Exercise description: Send back the entries below exactly as they appear.

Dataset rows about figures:
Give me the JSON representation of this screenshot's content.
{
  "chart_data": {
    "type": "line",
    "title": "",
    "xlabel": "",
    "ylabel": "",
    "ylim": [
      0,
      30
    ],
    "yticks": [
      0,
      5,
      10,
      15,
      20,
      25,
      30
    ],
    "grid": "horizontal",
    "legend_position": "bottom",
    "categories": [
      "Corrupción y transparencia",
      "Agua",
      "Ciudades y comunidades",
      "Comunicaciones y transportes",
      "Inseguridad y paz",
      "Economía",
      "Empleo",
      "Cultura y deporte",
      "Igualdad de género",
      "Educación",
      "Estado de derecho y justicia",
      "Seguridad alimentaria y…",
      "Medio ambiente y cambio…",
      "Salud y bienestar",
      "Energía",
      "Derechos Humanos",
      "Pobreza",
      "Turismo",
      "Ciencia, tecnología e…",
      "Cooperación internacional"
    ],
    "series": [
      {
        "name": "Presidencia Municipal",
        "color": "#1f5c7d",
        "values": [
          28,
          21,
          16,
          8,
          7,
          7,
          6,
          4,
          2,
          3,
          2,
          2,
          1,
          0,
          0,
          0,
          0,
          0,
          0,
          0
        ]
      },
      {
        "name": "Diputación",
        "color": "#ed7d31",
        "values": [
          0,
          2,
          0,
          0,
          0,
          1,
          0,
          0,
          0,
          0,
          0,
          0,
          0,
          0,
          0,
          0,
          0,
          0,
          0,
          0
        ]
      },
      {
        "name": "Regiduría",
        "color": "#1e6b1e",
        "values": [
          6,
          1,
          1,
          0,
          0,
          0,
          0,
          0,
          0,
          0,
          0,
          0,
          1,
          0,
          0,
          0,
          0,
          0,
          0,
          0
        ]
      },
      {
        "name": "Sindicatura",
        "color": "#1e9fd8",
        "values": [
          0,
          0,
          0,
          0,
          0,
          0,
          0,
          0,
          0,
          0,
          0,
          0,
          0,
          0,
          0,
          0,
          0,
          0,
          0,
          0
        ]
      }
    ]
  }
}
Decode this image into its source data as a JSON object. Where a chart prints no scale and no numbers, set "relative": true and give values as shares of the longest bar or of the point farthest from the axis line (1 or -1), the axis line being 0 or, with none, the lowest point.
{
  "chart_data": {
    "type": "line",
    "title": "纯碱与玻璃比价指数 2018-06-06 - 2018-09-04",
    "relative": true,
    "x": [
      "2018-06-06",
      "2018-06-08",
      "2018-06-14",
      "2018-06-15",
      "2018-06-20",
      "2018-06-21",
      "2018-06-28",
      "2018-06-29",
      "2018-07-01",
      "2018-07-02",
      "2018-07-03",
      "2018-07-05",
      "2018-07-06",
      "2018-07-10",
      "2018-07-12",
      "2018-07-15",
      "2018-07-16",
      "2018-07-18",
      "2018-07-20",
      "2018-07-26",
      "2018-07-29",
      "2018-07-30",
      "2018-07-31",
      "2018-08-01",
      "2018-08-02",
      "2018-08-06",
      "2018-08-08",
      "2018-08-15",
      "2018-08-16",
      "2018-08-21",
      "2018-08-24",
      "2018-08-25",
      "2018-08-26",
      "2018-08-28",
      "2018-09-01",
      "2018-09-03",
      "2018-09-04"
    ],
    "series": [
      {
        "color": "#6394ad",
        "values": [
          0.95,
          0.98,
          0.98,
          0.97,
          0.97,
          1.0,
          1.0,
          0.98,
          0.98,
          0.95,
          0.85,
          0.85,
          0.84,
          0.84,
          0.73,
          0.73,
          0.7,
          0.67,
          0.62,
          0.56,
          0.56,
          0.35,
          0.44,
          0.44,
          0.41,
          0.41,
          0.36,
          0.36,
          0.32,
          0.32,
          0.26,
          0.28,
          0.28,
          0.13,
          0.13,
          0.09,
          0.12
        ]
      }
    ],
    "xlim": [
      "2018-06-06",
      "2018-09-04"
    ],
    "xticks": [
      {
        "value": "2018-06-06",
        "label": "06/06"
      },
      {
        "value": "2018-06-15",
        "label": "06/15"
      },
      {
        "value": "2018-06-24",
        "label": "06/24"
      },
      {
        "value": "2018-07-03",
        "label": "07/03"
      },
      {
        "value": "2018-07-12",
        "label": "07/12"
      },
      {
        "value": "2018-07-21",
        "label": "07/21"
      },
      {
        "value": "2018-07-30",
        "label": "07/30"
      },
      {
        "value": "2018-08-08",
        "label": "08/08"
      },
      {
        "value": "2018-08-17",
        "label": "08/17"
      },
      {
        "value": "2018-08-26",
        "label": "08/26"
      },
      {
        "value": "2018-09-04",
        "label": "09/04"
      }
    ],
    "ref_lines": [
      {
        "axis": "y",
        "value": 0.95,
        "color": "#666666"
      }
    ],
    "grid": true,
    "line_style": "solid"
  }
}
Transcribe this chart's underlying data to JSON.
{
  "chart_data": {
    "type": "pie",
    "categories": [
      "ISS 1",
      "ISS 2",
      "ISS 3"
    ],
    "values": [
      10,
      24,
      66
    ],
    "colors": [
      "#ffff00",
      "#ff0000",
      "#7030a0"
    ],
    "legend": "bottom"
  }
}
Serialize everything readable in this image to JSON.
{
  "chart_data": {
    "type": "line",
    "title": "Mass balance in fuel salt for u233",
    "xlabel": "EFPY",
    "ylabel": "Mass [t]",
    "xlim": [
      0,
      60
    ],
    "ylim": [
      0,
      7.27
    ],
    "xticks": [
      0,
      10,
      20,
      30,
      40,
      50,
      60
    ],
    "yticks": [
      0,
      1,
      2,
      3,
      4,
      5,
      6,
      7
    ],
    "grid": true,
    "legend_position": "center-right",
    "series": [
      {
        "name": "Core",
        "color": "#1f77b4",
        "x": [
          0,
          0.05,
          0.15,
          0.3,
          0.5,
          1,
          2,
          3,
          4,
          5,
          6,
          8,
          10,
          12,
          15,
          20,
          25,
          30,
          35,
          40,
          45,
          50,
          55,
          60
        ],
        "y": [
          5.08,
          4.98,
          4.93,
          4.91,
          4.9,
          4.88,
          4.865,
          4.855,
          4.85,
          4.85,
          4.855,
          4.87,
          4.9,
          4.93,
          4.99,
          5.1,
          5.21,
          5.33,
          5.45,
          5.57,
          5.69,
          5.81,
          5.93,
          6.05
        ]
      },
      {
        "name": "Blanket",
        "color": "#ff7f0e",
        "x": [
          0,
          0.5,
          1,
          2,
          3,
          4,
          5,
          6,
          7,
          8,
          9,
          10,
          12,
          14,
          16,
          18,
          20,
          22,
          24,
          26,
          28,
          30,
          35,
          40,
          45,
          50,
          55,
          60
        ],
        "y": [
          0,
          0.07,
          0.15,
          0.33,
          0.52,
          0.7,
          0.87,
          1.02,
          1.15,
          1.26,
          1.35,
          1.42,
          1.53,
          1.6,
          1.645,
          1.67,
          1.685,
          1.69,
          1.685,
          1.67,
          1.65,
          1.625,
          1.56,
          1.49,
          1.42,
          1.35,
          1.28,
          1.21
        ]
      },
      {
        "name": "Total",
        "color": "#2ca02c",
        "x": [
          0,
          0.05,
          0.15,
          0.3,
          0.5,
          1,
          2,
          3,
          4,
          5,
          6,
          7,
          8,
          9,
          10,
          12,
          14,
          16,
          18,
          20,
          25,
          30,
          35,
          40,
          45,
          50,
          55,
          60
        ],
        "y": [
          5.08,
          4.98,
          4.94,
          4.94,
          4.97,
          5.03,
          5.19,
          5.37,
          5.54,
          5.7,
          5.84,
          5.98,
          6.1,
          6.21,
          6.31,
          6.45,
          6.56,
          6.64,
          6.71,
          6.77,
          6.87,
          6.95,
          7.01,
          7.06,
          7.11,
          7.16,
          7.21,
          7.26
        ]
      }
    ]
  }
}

Answer to this task:
Give me the JSON representation of this screenshot's content.
{
  "chart_data": {
    "type": "line",
    "title": "",
    "xlabel": "",
    "ylabel": "",
    "ylim": [
      0,
      30
    ],
    "yticks": [
      0,
      5,
      10,
      15,
      20,
      25,
      30
    ],
    "grid": "horizontal",
    "legend_position": "bottom",
    "categories": [
      "Corrupción y transparencia",
      "Agua",
      "Ciudades y comunidades",
      "Comunicaciones y transportes",
      "Inseguridad y paz",
      "Economía",
      "Empleo",
      "Cultura y deporte",
      "Igualdad de género",
      "Educación",
      "Estado de derecho y justicia",
      "Seguridad alimentaria y…",
      "Medio ambiente y cambio…",
      "Salud y bienestar",
      "Energía",
      "Derechos Humanos",
      "Pobreza",
      "Turismo",
      "Ciencia, tecnología e…",
      "Cooperación internacional"
    ],
    "series": [
      {
        "name": "Presidencia Municipal",
        "color": "#1f5c7d",
        "values": [
          28,
          21,
          16,
          8,
          7,
          7,
          6,
          4,
          2,
          3,
          2,
          2,
          1,
          0,
          0,
          0,
          0,
          0,
          0,
          0
        ]
      },
      {
        "name": "Diputación",
        "color": "#ed7d31",
        "values": [
          0,
          2,
          0,
          0,
          0,
          1,
          0,
          0,
          0,
          0,
          0,
          0,
          0,
          0,
          0,
          0,
          0,
          0,
          0,
          0
        ]
      },
      {
        "name": "Regiduría",
        "color": "#1e6b1e",
        "values": [
          6,
          1,
          1,
          0,
          0,
          0,
          0,
          0,
          0,
          0,
          0,
          0,
          1,
          0,
          0,
          0,
          0,
          0,
          0,
          0
        ]
      },
      {
        "name": "Sindicatura",
        "color": "#1e9fd8",
        "values": [
          0,
          0,
          0,
          0,
          0,
          0,
          0,
          0,
          0,
          0,
          0,
          0,
          0,
          0,
          0,
          0,
          0,
          0,
          0,
          0
        ]
      }
    ]
  }
}
Decode this image into its source data as a JSON object. Where a chart prints no scale and no numbers, set "relative": true and give values as shares of the longest bar or of the point farthest from the axis line (1 or -1), the axis line being 0 or, with none, the lowest point.
{
  "chart_data": {
    "type": "line",
    "title": "纯碱与玻璃比价指数 2018-06-06 - 2018-09-04",
    "relative": true,
    "x": [
      "2018-06-06",
      "2018-06-08",
      "2018-06-14",
      "2018-06-15",
      "2018-06-20",
      "2018-06-21",
      "2018-06-28",
      "2018-06-29",
      "2018-07-01",
      "2018-07-02",
      "2018-07-03",
      "2018-07-05",
      "2018-07-06",
      "2018-07-10",
      "2018-07-12",
      "2018-07-15",
      "2018-07-16",
      "2018-07-18",
      "2018-07-20",
      "2018-07-26",
      "2018-07-29",
      "2018-07-30",
      "2018-07-31",
      "2018-08-01",
      "2018-08-02",
      "2018-08-06",
      "2018-08-08",
      "2018-08-15",
      "2018-08-16",
      "2018-08-21",
      "2018-08-24",
      "2018-08-25",
      "2018-08-26",
      "2018-08-28",
      "2018-09-01",
      "2018-09-03",
      "2018-09-04"
    ],
    "series": [
      {
        "color": "#6394ad",
        "values": [
          0.95,
          0.98,
          0.98,
          0.97,
          0.97,
          1.0,
          1.0,
          0.98,
          0.98,
          0.95,
          0.85,
          0.85,
          0.84,
          0.84,
          0.73,
          0.73,
          0.7,
          0.67,
          0.62,
          0.56,
          0.56,
          0.35,
          0.44,
          0.44,
          0.41,
          0.41,
          0.36,
          0.36,
          0.32,
          0.32,
          0.26,
          0.28,
          0.28,
          0.13,
          0.13,
          0.09,
          0.12
        ]
      }
    ],
    "xlim": [
      "2018-06-06",
      "2018-09-04"
    ],
    "xticks": [
      {
        "value": "2018-06-06",
        "label": "06/06"
      },
      {
        "value": "2018-06-15",
        "label": "06/15"
      },
      {
        "value": "2018-06-24",
        "label": "06/24"
      },
      {
        "value": "2018-07-03",
        "label": "07/03"
      },
      {
        "value": "2018-07-12",
        "label": "07/12"
      },
      {
        "value": "2018-07-21",
        "label": "07/21"
      },
      {
        "value": "2018-07-30",
        "label": "07/30"
      },
      {
        "value": "2018-08-08",
        "label": "08/08"
      },
      {
        "value": "2018-08-17",
        "label": "08/17"
      },
      {
        "value": "2018-08-26",
        "label": "08/26"
      },
      {
        "value": "2018-09-04",
        "label": "09/04"
      }
    ],
    "ref_lines": [
      {
        "axis": "y",
        "value": 0.95,
        "color": "#666666"
      }
    ],
    "grid": true,
    "line_style": "solid"
  }
}
Transcribe this chart's underlying data to JSON.
{
  "chart_data": {
    "type": "pie",
    "categories": [
      "ISS 1",
      "ISS 2",
      "ISS 3"
    ],
    "values": [
      10,
      24,
      66
    ],
    "colors": [
      "#ffff00",
      "#ff0000",
      "#7030a0"
    ],
    "legend": "bottom"
  }
}
Serialize everything readable in this image to JSON.
{
  "chart_data": {
    "type": "line",
    "title": "Mass balance in fuel salt for u233",
    "xlabel": "EFPY",
    "ylabel": "Mass [t]",
    "xlim": [
      0,
      60
    ],
    "ylim": [
      0,
      7.27
    ],
    "xticks": [
      0,
      10,
      20,
      30,
      40,
      50,
      60
    ],
    "yticks": [
      0,
      1,
      2,
      3,
      4,
      5,
      6,
      7
    ],
    "grid": true,
    "legend_position": "center-right",
    "series": [
      {
        "name": "Core",
        "color": "#1f77b4",
        "x": [
          0,
          0.05,
          0.15,
          0.3,
          0.5,
          1,
          2,
          3,
          4,
          5,
          6,
          8,
          10,
          12,
          15,
          20,
          25,
          30,
          35,
          40,
          45,
          50,
          55,
          60
        ],
        "y": [
          5.08,
          4.98,
          4.93,
          4.91,
          4.9,
          4.88,
          4.865,
          4.855,
          4.85,
          4.85,
          4.855,
          4.87,
          4.9,
          4.93,
          4.99,
          5.1,
          5.21,
          5.33,
          5.45,
          5.57,
          5.69,
          5.81,
          5.93,
          6.05
        ]
      },
      {
        "name": "Blanket",
        "color": "#ff7f0e",
        "x": [
          0,
          0.5,
          1,
          2,
          3,
          4,
          5,
          6,
          7,
          8,
          9,
          10,
          12,
          14,
          16,
          18,
          20,
          22,
          24,
          26,
          28,
          30,
          35,
          40,
          45,
          50,
          55,
          60
        ],
        "y": [
          0,
          0.07,
          0.15,
          0.33,
          0.52,
          0.7,
          0.87,
          1.02,
          1.15,
          1.26,
          1.35,
          1.42,
          1.53,
          1.6,
          1.645,
          1.67,
          1.685,
          1.69,
          1.685,
          1.67,
          1.65,
          1.625,
          1.56,
          1.49,
          1.42,
          1.35,
          1.28,
          1.21
        ]
      },
      {
        "name": "Total",
        "color": "#2ca02c",
        "x": [
          0,
          0.05,
          0.15,
          0.3,
          0.5,
          1,
          2,
          3,
          4,
          5,
          6,
          7,
          8,
          9,
          10,
          12,
          14,
          16,
          18,
          20,
          25,
          30,
          35,
          40,
          45,
          50,
          55,
          60
        ],
        "y": [
          5.08,
          4.98,
          4.94,
          4.94,
          4.97,
          5.03,
          5.19,
          5.37,
          5.54,
          5.7,
          5.84,
          5.98,
          6.1,
          6.21,
          6.31,
          6.45,
          6.56,
          6.64,
          6.71,
          6.77,
          6.87,
          6.95,
          7.01,
          7.06,
          7.11,
          7.16,
          7.21,
          7.26
        ]
      }
    ]
  }
}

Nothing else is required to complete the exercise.